Show every line of the records below that contains the word "JSON".

** START Extracted material **

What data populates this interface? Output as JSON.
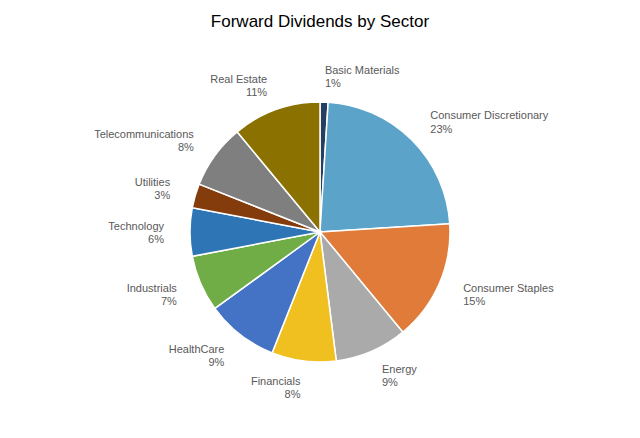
{
  "chart_data": {
    "type": "pie",
    "title": "Forward Dividends by Sector",
    "categories": [
      "Basic Materials",
      "Consumer Discretionary",
      "Consumer Staples",
      "Energy",
      "Financials",
      "HealthCare",
      "Industrials",
      "Technology",
      "Utilities",
      "Telecommunications",
      "Real Estate"
    ],
    "values": [
      1,
      23,
      15,
      9,
      8,
      9,
      7,
      6,
      3,
      8,
      11
    ],
    "value_labels": [
      "1%",
      "23%",
      "15%",
      "9%",
      "8%",
      "9%",
      "7%",
      "6%",
      "3%",
      "8%",
      "11%"
    ],
    "colors": [
      "#243F60",
      "#5BA3C9",
      "#E07B39",
      "#AAAAAA",
      "#F0C020",
      "#4472C4",
      "#70AD47",
      "#2E75B6",
      "#843C0C",
      "#7F7F7F",
      "#8B7200"
    ],
    "data_labels": true
  }
}
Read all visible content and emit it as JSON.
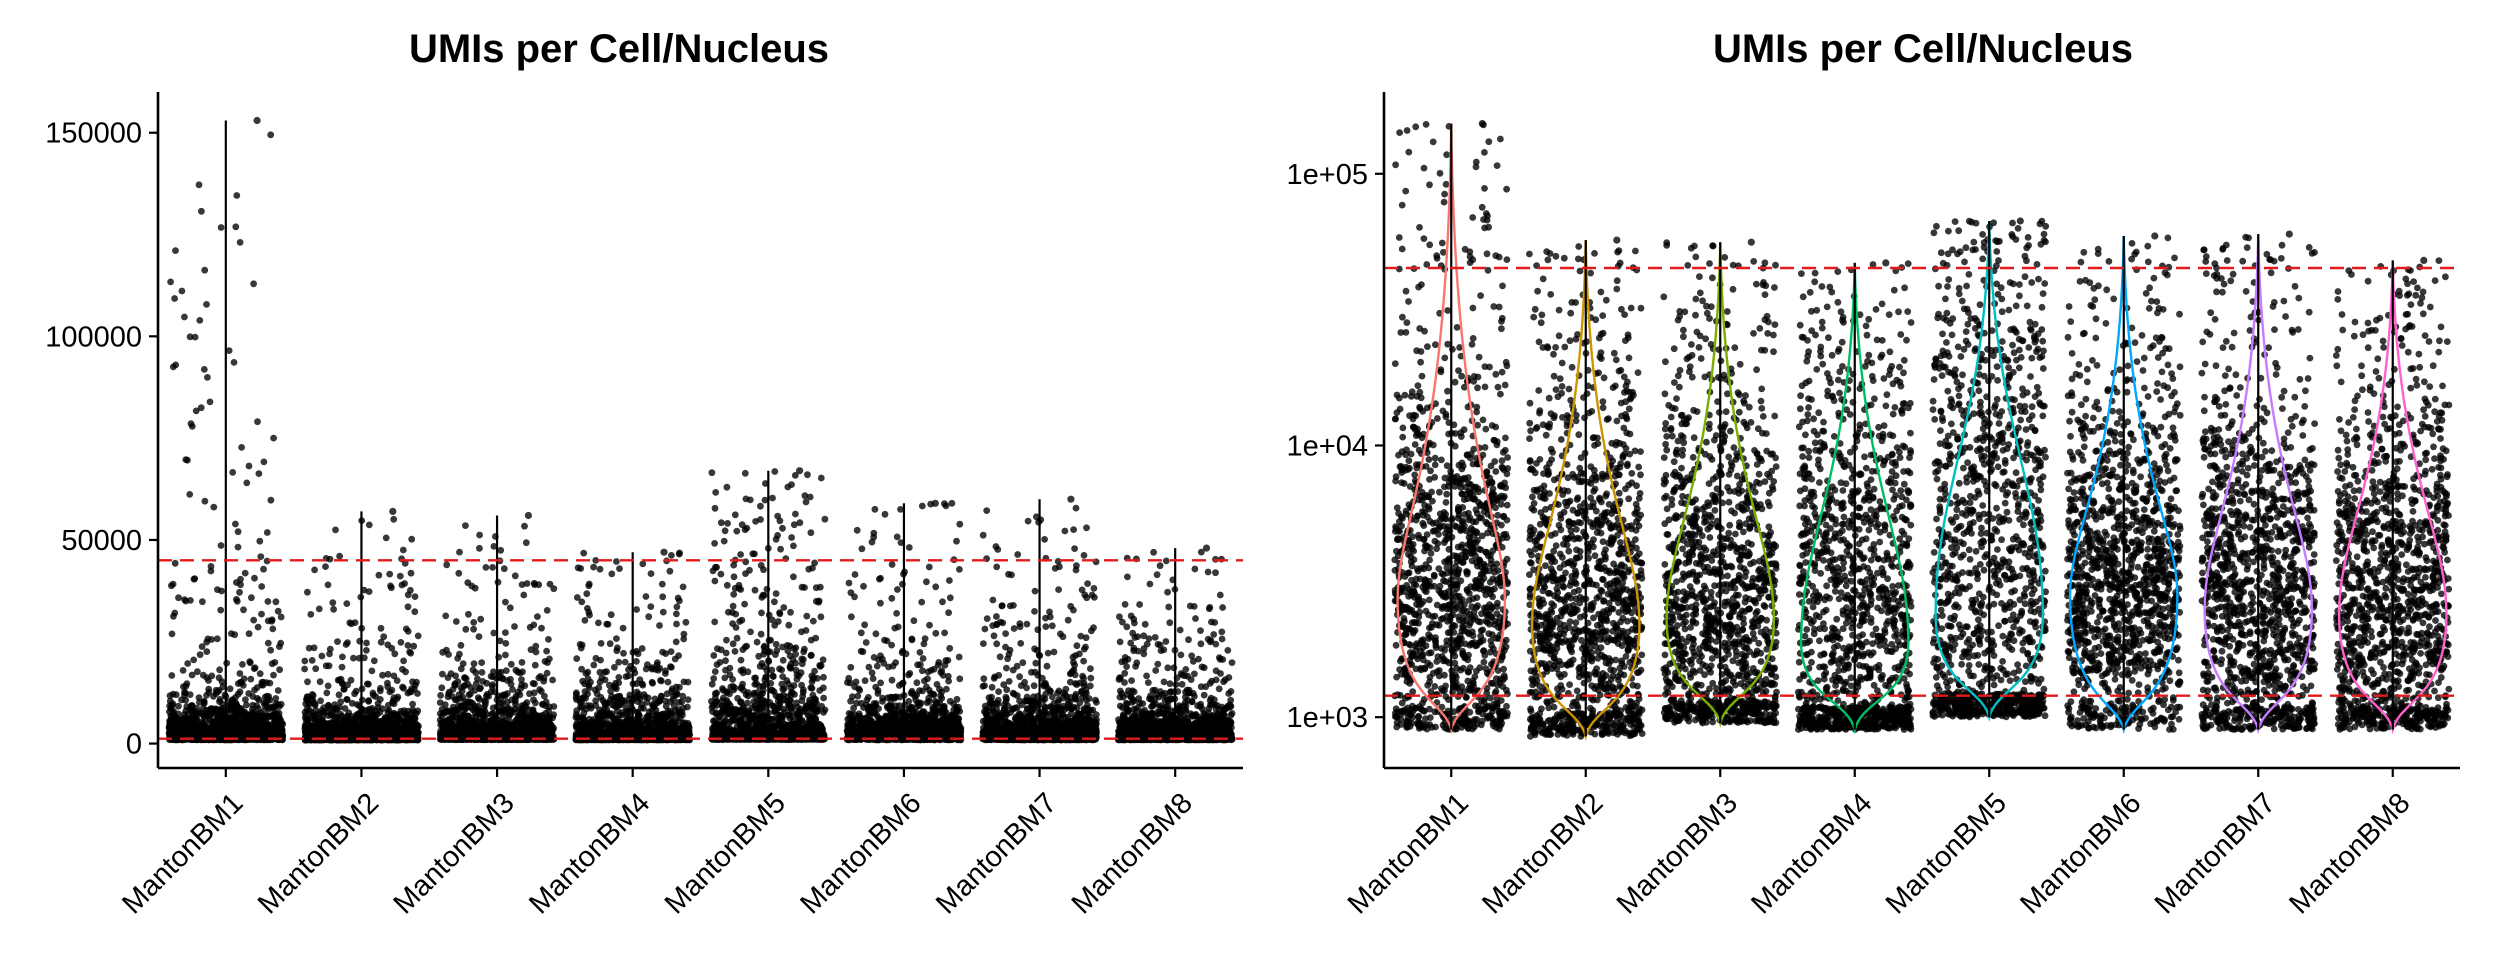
{
  "chart_data": [
    {
      "type": "scatter",
      "title": "UMIs per Cell/Nucleus",
      "xlabel": "",
      "ylabel": "",
      "y_scale": "linear",
      "ylim": [
        -6000,
        160000
      ],
      "y_ticks": [
        0,
        50000,
        100000,
        150000
      ],
      "y_tick_labels": [
        "0",
        "50000",
        "100000",
        "150000"
      ],
      "categories": [
        "MantonBM1",
        "MantonBM2",
        "MantonBM3",
        "MantonBM4",
        "MantonBM5",
        "MantonBM6",
        "MantonBM7",
        "MantonBM8"
      ],
      "thresholds": [
        1200,
        45000
      ],
      "threshold_color": "#e31a1c",
      "point_color": "#000000",
      "grid": false,
      "series": [
        {
          "category": "MantonBM1",
          "min": 900,
          "median": 2700,
          "max": 153000,
          "upper_quartile": 4800
        },
        {
          "category": "MantonBM2",
          "min": 850,
          "median": 2200,
          "max": 57000,
          "upper_quartile": 4000
        },
        {
          "category": "MantonBM3",
          "min": 950,
          "median": 2300,
          "max": 56000,
          "upper_quartile": 4200
        },
        {
          "category": "MantonBM4",
          "min": 900,
          "median": 1900,
          "max": 47000,
          "upper_quartile": 4200
        },
        {
          "category": "MantonBM5",
          "min": 1000,
          "median": 2400,
          "max": 67000,
          "upper_quartile": 6500
        },
        {
          "category": "MantonBM6",
          "min": 900,
          "median": 2800,
          "max": 59000,
          "upper_quartile": 4600
        },
        {
          "category": "MantonBM7",
          "min": 900,
          "median": 2500,
          "max": 60000,
          "upper_quartile": 4500
        },
        {
          "category": "MantonBM8",
          "min": 900,
          "median": 2400,
          "max": 48000,
          "upper_quartile": 4400
        }
      ]
    },
    {
      "type": "scatter",
      "title": "UMIs per Cell/Nucleus",
      "xlabel": "",
      "ylabel": "",
      "y_scale": "log10",
      "ylim": [
        650,
        200000
      ],
      "y_ticks": [
        1000,
        10000,
        100000
      ],
      "y_tick_labels": [
        "1e+03",
        "1e+04",
        "1e+05"
      ],
      "categories": [
        "MantonBM1",
        "MantonBM2",
        "MantonBM3",
        "MantonBM4",
        "MantonBM5",
        "MantonBM6",
        "MantonBM7",
        "MantonBM8"
      ],
      "thresholds": [
        1200,
        45000
      ],
      "threshold_color": "#e31a1c",
      "point_color": "#000000",
      "grid": false,
      "violin_colors": [
        "#f8766d",
        "#cd9600",
        "#7cae00",
        "#00be67",
        "#00bfc4",
        "#00a9ff",
        "#c77cff",
        "#ff61cc"
      ],
      "series": [
        {
          "category": "MantonBM1",
          "min": 900,
          "median": 2700,
          "max": 153000,
          "upper_quartile": 4800
        },
        {
          "category": "MantonBM2",
          "min": 850,
          "median": 2200,
          "max": 57000,
          "upper_quartile": 4000
        },
        {
          "category": "MantonBM3",
          "min": 950,
          "median": 2300,
          "max": 56000,
          "upper_quartile": 4200
        },
        {
          "category": "MantonBM4",
          "min": 900,
          "median": 1900,
          "max": 47000,
          "upper_quartile": 4200
        },
        {
          "category": "MantonBM5",
          "min": 1000,
          "median": 2400,
          "max": 67000,
          "upper_quartile": 6500
        },
        {
          "category": "MantonBM6",
          "min": 900,
          "median": 2800,
          "max": 59000,
          "upper_quartile": 4600
        },
        {
          "category": "MantonBM7",
          "min": 900,
          "median": 2500,
          "max": 60000,
          "upper_quartile": 4500
        },
        {
          "category": "MantonBM8",
          "min": 900,
          "median": 2400,
          "max": 48000,
          "upper_quartile": 4400
        }
      ]
    }
  ]
}
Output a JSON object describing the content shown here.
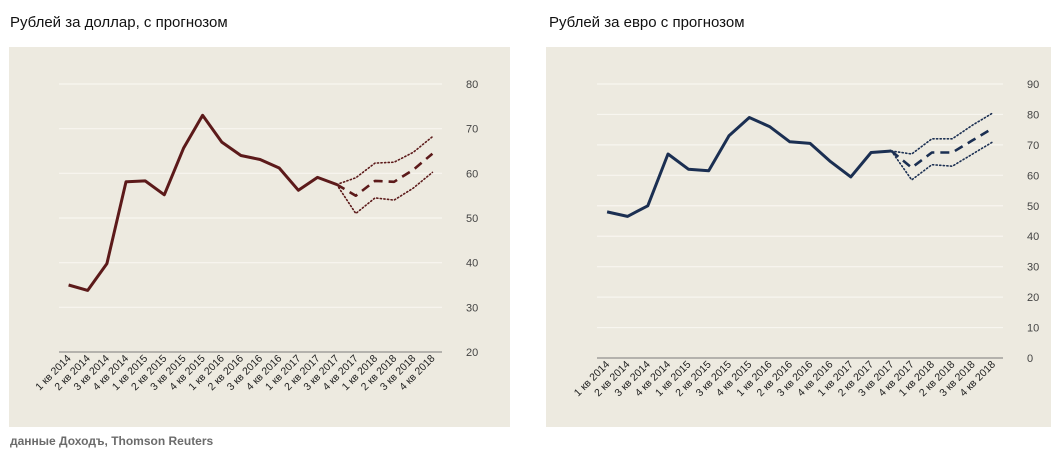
{
  "charts_header": {
    "left_title": "Рублей за доллар, с прогнозом",
    "right_title": "Рублей за евро с прогнозом"
  },
  "source": "данные Доходъ, Thomson Reuters",
  "colors": {
    "panel_bg": "#EDEAE0",
    "grid": "#F8F6F0",
    "usd_line": "#5C1A1A",
    "eur_line": "#1B2F52"
  },
  "chart_data": [
    {
      "type": "line",
      "title": "Рублей за доллар, с прогнозом",
      "xlabel": "",
      "ylabel": "",
      "ylim": [
        20,
        80
      ],
      "yticks": [
        20,
        30,
        40,
        50,
        60,
        70,
        80
      ],
      "grid": true,
      "legend": "none",
      "categories": [
        "1 кв 2014",
        "2 кв 2014",
        "3 кв 2014",
        "4 кв 2014",
        "1 кв 2015",
        "2 кв 2015",
        "3 кв 2015",
        "4 кв 2015",
        "1 кв 2016",
        "2 кв 2016",
        "3 кв 2016",
        "4 кв 2016",
        "1 кв 2017",
        "2 кв 2017",
        "3 кв 2017",
        "4 кв 2017",
        "1 кв 2018",
        "2 кв 2018",
        "3 кв 2018",
        "4 кв 2018"
      ],
      "series": [
        {
          "style": "solid",
          "values": [
            35.0,
            33.8,
            39.8,
            58.1,
            58.3,
            55.2,
            65.6,
            73.0,
            67.0,
            64.0,
            63.1,
            61.2,
            56.2,
            59.1,
            57.5,
            null,
            null,
            null,
            null,
            null
          ]
        },
        {
          "style": "dashed",
          "values": [
            null,
            null,
            null,
            null,
            null,
            null,
            null,
            null,
            null,
            null,
            null,
            null,
            null,
            null,
            57.5,
            55.0,
            58.3,
            58.1,
            60.8,
            64.4
          ]
        },
        {
          "style": "dotted",
          "values": [
            null,
            null,
            null,
            null,
            null,
            null,
            null,
            null,
            null,
            null,
            null,
            null,
            null,
            null,
            57.5,
            59.0,
            62.3,
            62.5,
            64.7,
            68.2
          ]
        },
        {
          "style": "dotted",
          "values": [
            null,
            null,
            null,
            null,
            null,
            null,
            null,
            null,
            null,
            null,
            null,
            null,
            null,
            null,
            57.5,
            51.0,
            54.5,
            54.0,
            56.7,
            60.2
          ]
        }
      ]
    },
    {
      "type": "line",
      "title": "Рублей за евро с прогнозом",
      "xlabel": "",
      "ylabel": "",
      "ylim": [
        0,
        90
      ],
      "yticks": [
        0,
        10,
        20,
        30,
        40,
        50,
        60,
        70,
        80,
        90
      ],
      "grid": true,
      "legend": "none",
      "categories": [
        "1 кв 2014",
        "2 кв 2014",
        "3 кв 2014",
        "4 кв 2014",
        "1 кв 2015",
        "2 кв 2015",
        "3 кв 2015",
        "4 кв 2015",
        "1 кв 2016",
        "2 кв 2016",
        "3 кв 2016",
        "4 кв 2016",
        "1 кв 2017",
        "2 кв 2017",
        "3 кв 2017",
        "4 кв 2017",
        "1 кв 2018",
        "2 кв 2018",
        "3 кв 2018",
        "4 кв 2018"
      ],
      "series": [
        {
          "style": "solid",
          "values": [
            48.0,
            46.5,
            50.0,
            67.0,
            62.0,
            61.5,
            73.0,
            79.0,
            76.0,
            71.0,
            70.5,
            64.5,
            59.5,
            67.5,
            68.0,
            null,
            null,
            null,
            null,
            null
          ]
        },
        {
          "style": "dashed",
          "values": [
            null,
            null,
            null,
            null,
            null,
            null,
            null,
            null,
            null,
            null,
            null,
            null,
            null,
            null,
            68.0,
            62.5,
            67.5,
            67.5,
            71.5,
            75.5
          ]
        },
        {
          "style": "dotted",
          "values": [
            null,
            null,
            null,
            null,
            null,
            null,
            null,
            null,
            null,
            null,
            null,
            null,
            null,
            null,
            68.0,
            67.0,
            72.0,
            72.0,
            76.5,
            80.5
          ]
        },
        {
          "style": "dotted",
          "values": [
            null,
            null,
            null,
            null,
            null,
            null,
            null,
            null,
            null,
            null,
            null,
            null,
            null,
            null,
            68.0,
            58.5,
            63.5,
            63.0,
            67.0,
            71.0
          ]
        }
      ]
    }
  ]
}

** END Extracted material **

• **The completed task**
What data populates this interface? Output as JSON.
Read all visible content and emit it as JSON.
Output a JSON object describing the content shown here.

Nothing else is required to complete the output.